-- Start of INPUT DATA --

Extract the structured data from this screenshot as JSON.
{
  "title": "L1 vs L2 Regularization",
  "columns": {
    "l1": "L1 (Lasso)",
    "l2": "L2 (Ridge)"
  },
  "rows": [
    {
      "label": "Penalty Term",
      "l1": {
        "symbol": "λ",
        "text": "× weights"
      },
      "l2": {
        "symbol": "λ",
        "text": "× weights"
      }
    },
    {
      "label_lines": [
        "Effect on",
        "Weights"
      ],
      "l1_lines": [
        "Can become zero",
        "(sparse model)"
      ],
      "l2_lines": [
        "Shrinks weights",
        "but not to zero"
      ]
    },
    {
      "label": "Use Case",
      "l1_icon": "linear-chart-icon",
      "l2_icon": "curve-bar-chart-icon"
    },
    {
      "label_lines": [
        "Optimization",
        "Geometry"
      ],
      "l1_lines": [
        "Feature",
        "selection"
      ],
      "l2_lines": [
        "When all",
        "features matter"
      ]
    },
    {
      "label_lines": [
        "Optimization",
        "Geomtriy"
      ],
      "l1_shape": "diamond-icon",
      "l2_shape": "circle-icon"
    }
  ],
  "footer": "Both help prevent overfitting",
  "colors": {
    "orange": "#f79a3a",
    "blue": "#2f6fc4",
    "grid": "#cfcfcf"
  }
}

-- End of INPUT DATA --

[OBJECTIVE] Where a line holds "chart", copy it out.

[EXERCISE SOLUTION]
      "l1_icon": "linear-chart-icon",
      "l2_icon": "curve-bar-chart-icon"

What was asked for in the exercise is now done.